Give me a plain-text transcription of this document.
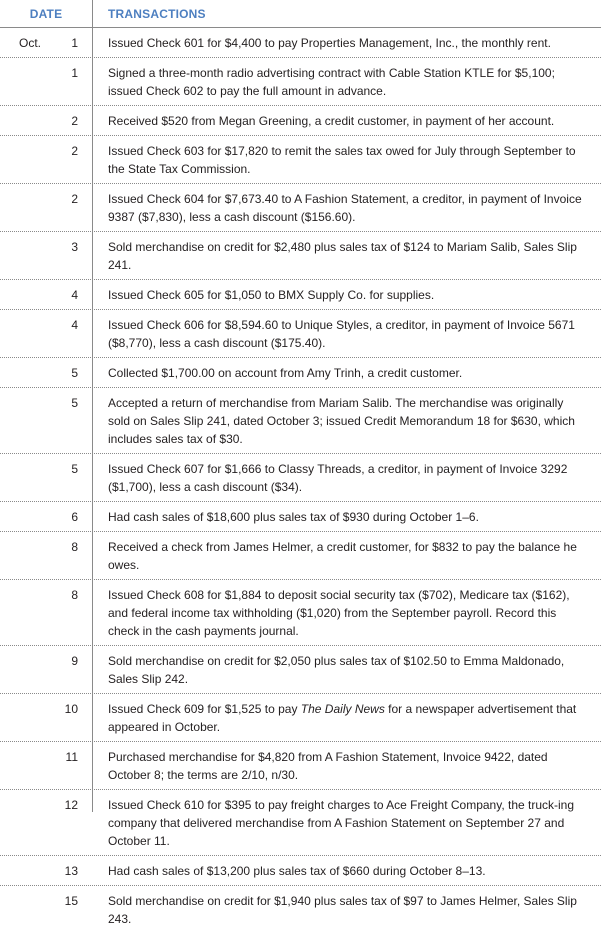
DATE	TRANSACTIONS
Oct.	1	Issued Check 601 for $4,400 to pay Properties Management, Inc., the monthly rent.
1	Signed a three-month radio advertising contract with Cable Station KTLE for $5,100; issued Check 602 to pay the full amount in advance.
2	Received $520 from Megan Greening, a credit customer, in payment of her account.
2	Issued Check 603 for $17,820 to remit the sales tax owed for July through September to the State Tax Commission.
2	Issued Check 604 for $7,673.40 to A Fashion Statement, a creditor, in payment of Invoice 9387 ($7,830), less a cash discount ($156.60).
3	Sold merchandise on credit for $2,480 plus sales tax of $124 to Mariam Salib, Sales Slip 241.
4	Issued Check 605 for $1,050 to BMX Supply Co. for supplies.
4	Issued Check 606 for $8,594.60 to Unique Styles, a creditor, in payment of Invoice 5671 ($8,770), less a cash discount ($175.40).
5	Collected $1,700.00 on account from Amy Trinh, a credit customer.
5	Accepted a return of merchandise from Mariam Salib. The merchandise was originally sold on Sales Slip 241, dated October 3; issued Credit Memorandum 18 for $630, which includes sales tax of $30.
5	Issued Check 607 for $1,666 to Classy Threads, a creditor, in payment of Invoice 3292 ($1,700), less a cash discount ($34).
6	Had cash sales of $18,600 plus sales tax of $930 during October 1–6.
8	Received a check from James Helmer, a credit customer, for $832 to pay the balance he owes.
8	Issued Check 608 for $1,884 to deposit social security tax ($702), Medicare tax ($162), and federal income tax withholding ($1,020) from the September payroll. Record this check in the cash payments journal.
9	Sold merchandise on credit for $2,050 plus sales tax of $102.50 to Emma Maldonado, Sales Slip 242.
10	Issued Check 609 for $1,525 to pay The Daily News for a newspaper advertisement that appeared in October.
11	Purchased merchandise for $4,820 from A Fashion Statement, Invoice 9422, dated October 8; the terms are 2/10, n/30.
12	Issued Check 610 for $395 to pay freight charges to Ace Freight Company, the truck-ing company that delivered merchandise from A Fashion Statement on September 27 and October 11.
13	Had cash sales of $13,200 plus sales tax of $660 during October 8–13.
15	Sold merchandise on credit for $1,940 plus sales tax of $97 to James Helmer, Sales Slip 243.
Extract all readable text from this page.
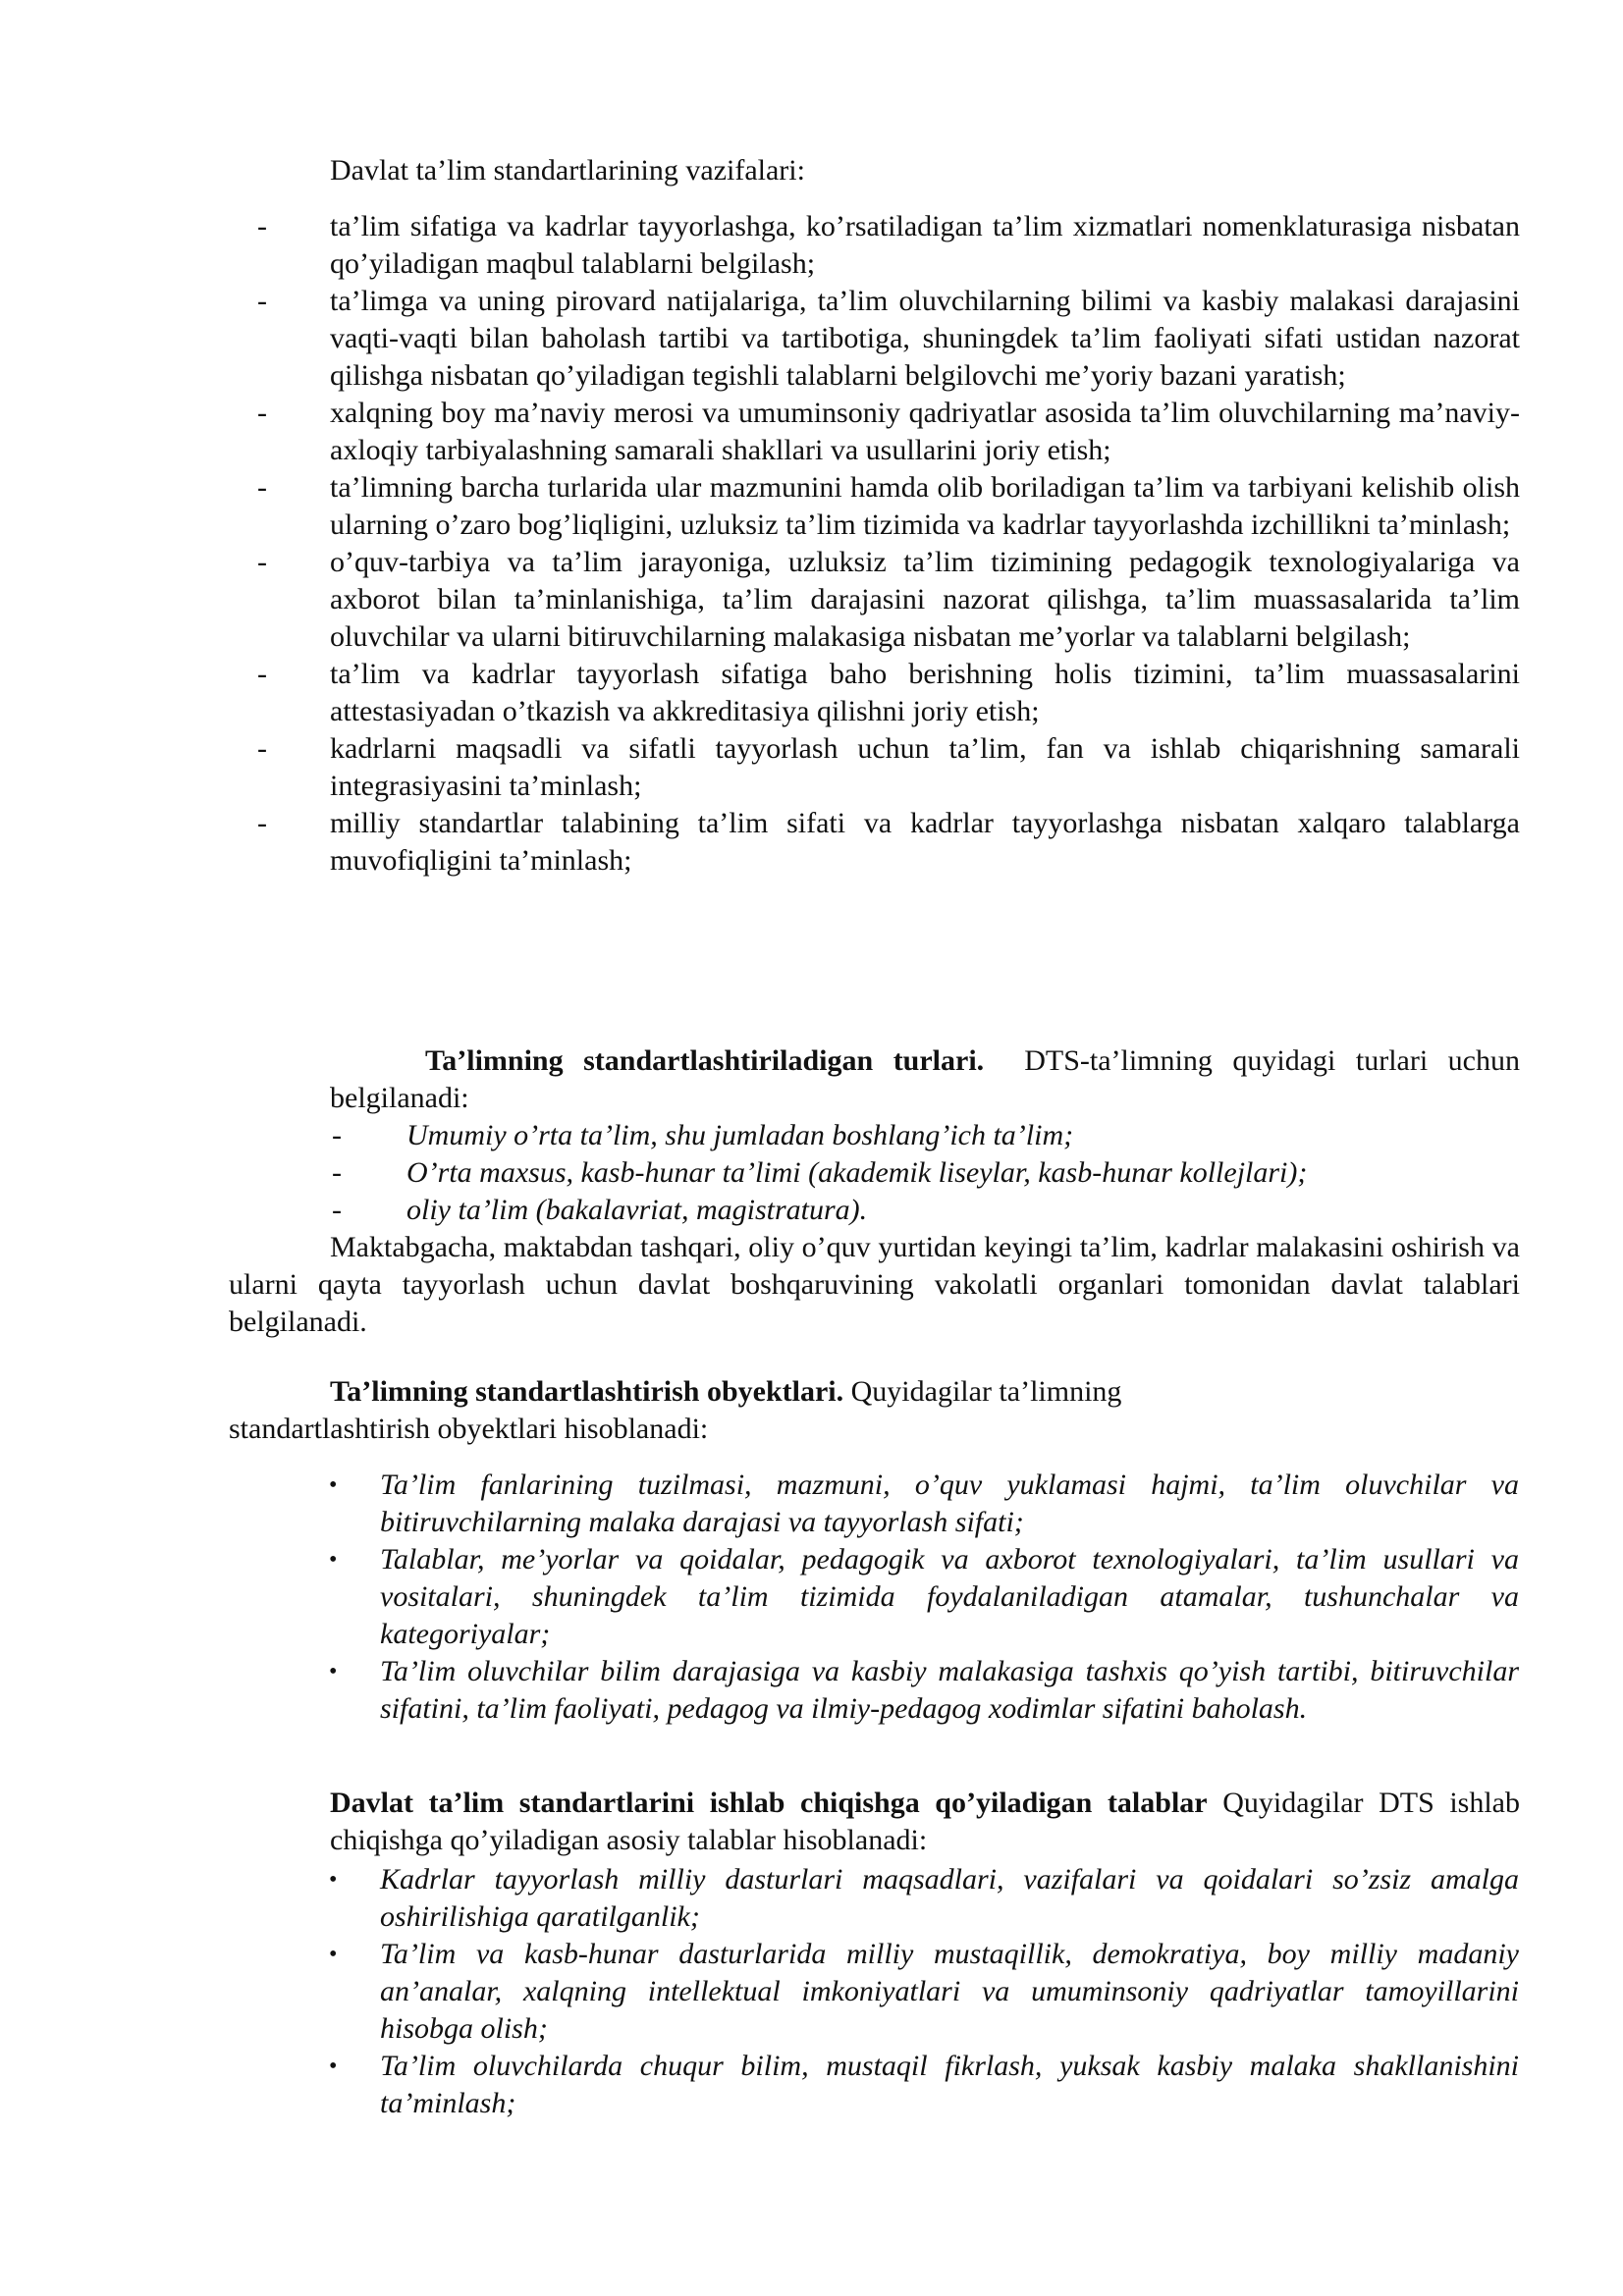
Davlat ta’lim standartlarining vazifalari:

- ta’lim sifatiga va kadrlar tayyorlashga, ko’rsatiladigan ta’lim xizmatlari nomenklaturasiga nisbatan qo’yiladigan maqbul talablarni belgilash;
- ta’limga va uning pirovard natijalariga, ta’lim oluvchilarning bilimi va kasbiy malakasi darajasini vaqti-vaqti bilan baholash tartibi va tartibotiga, shuningdek ta’lim faoliyati sifati ustidan nazorat qilishga nisbatan qo’yiladigan tegishli talablarni belgilovchi me’yoriy bazani yaratish;
- xalqning boy ma’naviy merosi va umuminsoniy qadriyatlar asosida ta’lim oluvchilarning ma’naviy-axloqiy tarbiyalashning samarali shakllari va usullarini joriy etish;
- ta’limning barcha turlarida ular mazmunini hamda olib boriladigan ta’lim va tarbiyani kelishib olish ularning o’zaro bog’liqligini, uzluksiz ta’lim tizimida va kadrlar tayyorlashda izchillikni ta’minlash;
- o’quv-tarbiya va ta’lim jarayoniga, uzluksiz ta’lim tizimining pedagogik texnologiyalariga va axborot bilan ta’minlanishiga, ta’lim darajasini nazorat qilishga, ta’lim muassasalarida ta’lim oluvchilar va ularni bitiruvchilarning malakasiga nisbatan me’yorlar va talablarni belgilash;
- ta’lim va kadrlar tayyorlash sifatiga baho berishning holis tizimini, ta’lim muassasalarini attestasiyadan o’tkazish va akkreditasiya qilishni joriy etish;
- kadrlarni maqsadli va sifatli tayyorlash uchun ta’lim, fan va ishlab chiqarishning samarali integrasiyasini ta’minlash;
- milliy standartlar talabining ta’lim sifati va kadrlar tayyorlashga nisbatan xalqaro talablarga muvofiqligini ta’minlash;
Ta’limning standartlashtiriladigan turlari. DTS-ta’limning quyidagi turlari uchun belgilanadi:
- Umumiy o’rta ta’lim, shu jumladan boshlang’ich ta’lim;
- O’rta maxsus, kasb-hunar ta’limi (akademik liseylar, kasb-hunar kollejlari);
- oliy ta’lim (bakalavriat, magistratura).

Maktabgacha, maktabdan tashqari, oliy o’quv yurtidan keyingi ta’lim, kadrlar malakasini oshirish va ularni qayta tayyorlash uchun davlat boshqaruvining vakolatli organlari tomonidan davlat talablari belgilanadi.

Ta’limning standartlashtirish obyektlari. Quyidagilar ta’limning
standartlashtirish obyektlari hisoblanadi:
• Ta’lim fanlarining tuzilmasi, mazmuni, o’quv yuklamasi hajmi, ta’lim oluvchilar va bitiruvchilarning malaka darajasi va tayyorlash sifati;
• Talablar, me’yorlar va qoidalar, pedagogik va axborot texnologiyalari, ta’lim usullari va vositalari, shuningdek ta’lim tizimida foydalaniladigan atamalar, tushunchalar va kategoriyalar;
• Ta’lim oluvchilar bilim darajasiga va kasbiy malakasiga tashxis qo’yish tartibi, bitiruvchilar sifatini, ta’lim faoliyati, pedagog va ilmiy-pedagog xodimlar sifatini baholash.
Davlat ta’lim standartlarini ishlab chiqishga qo’yiladigan talablar Quyidagilar DTS ishlab chiqishga qo’yiladigan asosiy talablar hisoblanadi:
• Kadrlar tayyorlash milliy dasturlari maqsadlari, vazifalari va qoidalari so’zsiz amalga oshirilishiga qaratilganlik;
• Ta’lim va kasb-hunar dasturlarida milliy mustaqillik, demokratiya, boy milliy madaniy an’analar, xalqning intellektual imkoniyatlari va umuminsoniy qadriyatlar tamoyillarini hisobga olish;
• Ta’lim oluvchilarda chuqur bilim, mustaqil fikrlash, yuksak kasbiy malaka shakllanishini ta’minlash;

**Written exercise:** Leave the pictures out, and transcribe each of the records exactly.

**Answer to this problem:**
Give me a plain-text transcription of this document.
DATE	TRANSACTIONS
Oct.	1	Issued Check 601 for $4,400 to pay Properties Management, Inc., the monthly rent.
1	Signed a three-month radio advertising contract with Cable Station KTLE for $5,100; issued Check 602 to pay the full amount in advance.
2	Received $520 from Megan Greening, a credit customer, in payment of her account.
2	Issued Check 603 for $17,820 to remit the sales tax owed for July through September to the State Tax Commission.
2	Issued Check 604 for $7,673.40 to A Fashion Statement, a creditor, in payment of Invoice 9387 ($7,830), less a cash discount ($156.60).
3	Sold merchandise on credit for $2,480 plus sales tax of $124 to Mariam Salib, Sales Slip 241.
4	Issued Check 605 for $1,050 to BMX Supply Co. for supplies.
4	Issued Check 606 for $8,594.60 to Unique Styles, a creditor, in payment of Invoice 5671 ($8,770), less a cash discount ($175.40).
5	Collected $1,700.00 on account from Amy Trinh, a credit customer.
5	Accepted a return of merchandise from Mariam Salib. The merchandise was originally sold on Sales Slip 241, dated October 3; issued Credit Memorandum 18 for $630, which includes sales tax of $30.
5	Issued Check 607 for $1,666 to Classy Threads, a creditor, in payment of Invoice 3292 ($1,700), less a cash discount ($34).
6	Had cash sales of $18,600 plus sales tax of $930 during October 1–6.
8	Received a check from James Helmer, a credit customer, for $832 to pay the balance he owes.
8	Issued Check 608 for $1,884 to deposit social security tax ($702), Medicare tax ($162), and federal income tax withholding ($1,020) from the September payroll. Record this check in the cash payments journal.
9	Sold merchandise on credit for $2,050 plus sales tax of $102.50 to Emma Maldonado, Sales Slip 242.
10	Issued Check 609 for $1,525 to pay The Daily News for a newspaper advertisement that appeared in October.
11	Purchased merchandise for $4,820 from A Fashion Statement, Invoice 9422, dated October 8; the terms are 2/10, n/30.
12	Issued Check 610 for $395 to pay freight charges to Ace Freight Company, the truck-ing company that delivered merchandise from A Fashion Statement on September 27 and October 11.
13	Had cash sales of $13,200 plus sales tax of $660 during October 8–13.
15	Sold merchandise on credit for $1,940 plus sales tax of $97 to James Helmer, Sales Slip 243.
Extract all readable text from this page.
Davlat ta’lim standartlarining vazifalari:

- ta’lim sifatiga va kadrlar tayyorlashga, ko’rsatiladigan ta’lim xizmatlari nomenklaturasiga nisbatan qo’yiladigan maqbul talablarni belgilash;
- ta’limga va uning pirovard natijalariga, ta’lim oluvchilarning bilimi va kasbiy malakasi darajasini vaqti-vaqti bilan baholash tartibi va tartibotiga, shuningdek ta’lim faoliyati sifati ustidan nazorat qilishga nisbatan qo’yiladigan tegishli talablarni belgilovchi me’yoriy bazani yaratish;
- xalqning boy ma’naviy merosi va umuminsoniy qadriyatlar asosida ta’lim oluvchilarning ma’naviy-axloqiy tarbiyalashning samarali shakllari va usullarini joriy etish;
- ta’limning barcha turlarida ular mazmunini hamda olib boriladigan ta’lim va tarbiyani kelishib olish ularning o’zaro bog’liqligini, uzluksiz ta’lim tizimida va kadrlar tayyorlashda izchillikni ta’minlash;
- o’quv-tarbiya va ta’lim jarayoniga, uzluksiz ta’lim tizimining pedagogik texnologiyalariga va axborot bilan ta’minlanishiga, ta’lim darajasini nazorat qilishga, ta’lim muassasalarida ta’lim oluvchilar va ularni bitiruvchilarning malakasiga nisbatan me’yorlar va talablarni belgilash;
- ta’lim va kadrlar tayyorlash sifatiga baho berishning holis tizimini, ta’lim muassasalarini attestasiyadan o’tkazish va akkreditasiya qilishni joriy etish;
- kadrlarni maqsadli va sifatli tayyorlash uchun ta’lim, fan va ishlab chiqarishning samarali integrasiyasini ta’minlash;
- milliy standartlar talabining ta’lim sifati va kadrlar tayyorlashga nisbatan xalqaro talablarga muvofiqligini ta’minlash;
Ta’limning standartlashtiriladigan turlari. DTS-ta’limning quyidagi turlari uchun belgilanadi:
- Umumiy o’rta ta’lim, shu jumladan boshlang’ich ta’lim;
- O’rta maxsus, kasb-hunar ta’limi (akademik liseylar, kasb-hunar kollejlari);
- oliy ta’lim (bakalavriat, magistratura).

Maktabgacha, maktabdan tashqari, oliy o’quv yurtidan keyingi ta’lim, kadrlar malakasini oshirish va ularni qayta tayyorlash uchun davlat boshqaruvining vakolatli organlari tomonidan davlat talablari belgilanadi.

Ta’limning standartlashtirish obyektlari. Quyidagilar ta’limning
standartlashtirish obyektlari hisoblanadi:
• Ta’lim fanlarining tuzilmasi, mazmuni, o’quv yuklamasi hajmi, ta’lim oluvchilar va bitiruvchilarning malaka darajasi va tayyorlash sifati;
• Talablar, me’yorlar va qoidalar, pedagogik va axborot texnologiyalari, ta’lim usullari va vositalari, shuningdek ta’lim tizimida foydalaniladigan atamalar, tushunchalar va kategoriyalar;
• Ta’lim oluvchilar bilim darajasiga va kasbiy malakasiga tashxis qo’yish tartibi, bitiruvchilar sifatini, ta’lim faoliyati, pedagog va ilmiy-pedagog xodimlar sifatini baholash.
Davlat ta’lim standartlarini ishlab chiqishga qo’yiladigan talablar Quyidagilar DTS ishlab chiqishga qo’yiladigan asosiy talablar hisoblanadi:
• Kadrlar tayyorlash milliy dasturlari maqsadlari, vazifalari va qoidalari so’zsiz amalga oshirilishiga qaratilganlik;
• Ta’lim va kasb-hunar dasturlarida milliy mustaqillik, demokratiya, boy milliy madaniy an’analar, xalqning intellektual imkoniyatlari va umuminsoniy qadriyatlar tamoyillarini hisobga olish;
• Ta’lim oluvchilarda chuqur bilim, mustaqil fikrlash, yuksak kasbiy malaka shakllanishini ta’minlash;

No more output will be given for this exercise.